┌─ EXCERPTED DATA

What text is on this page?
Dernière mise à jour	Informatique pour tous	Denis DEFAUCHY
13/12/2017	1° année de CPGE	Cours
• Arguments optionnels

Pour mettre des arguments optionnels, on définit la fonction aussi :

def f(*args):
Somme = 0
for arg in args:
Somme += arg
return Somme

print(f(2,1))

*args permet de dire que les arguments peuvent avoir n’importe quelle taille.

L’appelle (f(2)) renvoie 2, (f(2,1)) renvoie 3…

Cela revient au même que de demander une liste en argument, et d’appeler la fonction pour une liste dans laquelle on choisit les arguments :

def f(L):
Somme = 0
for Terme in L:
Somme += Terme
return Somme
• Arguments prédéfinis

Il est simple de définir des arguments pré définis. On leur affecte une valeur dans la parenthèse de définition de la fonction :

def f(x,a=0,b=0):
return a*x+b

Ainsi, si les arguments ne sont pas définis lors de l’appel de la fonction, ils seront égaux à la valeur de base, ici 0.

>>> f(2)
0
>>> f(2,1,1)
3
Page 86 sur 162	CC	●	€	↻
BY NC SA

└─

● DESCRIPTION OF THE TASK:
Extract every line containing the string "args" from the data above.

● SOLUTION FOR THIS TASK:
def f(*args):
for arg in args:
*args permet de dire que les arguments peuvent avoir n’importe quelle taille.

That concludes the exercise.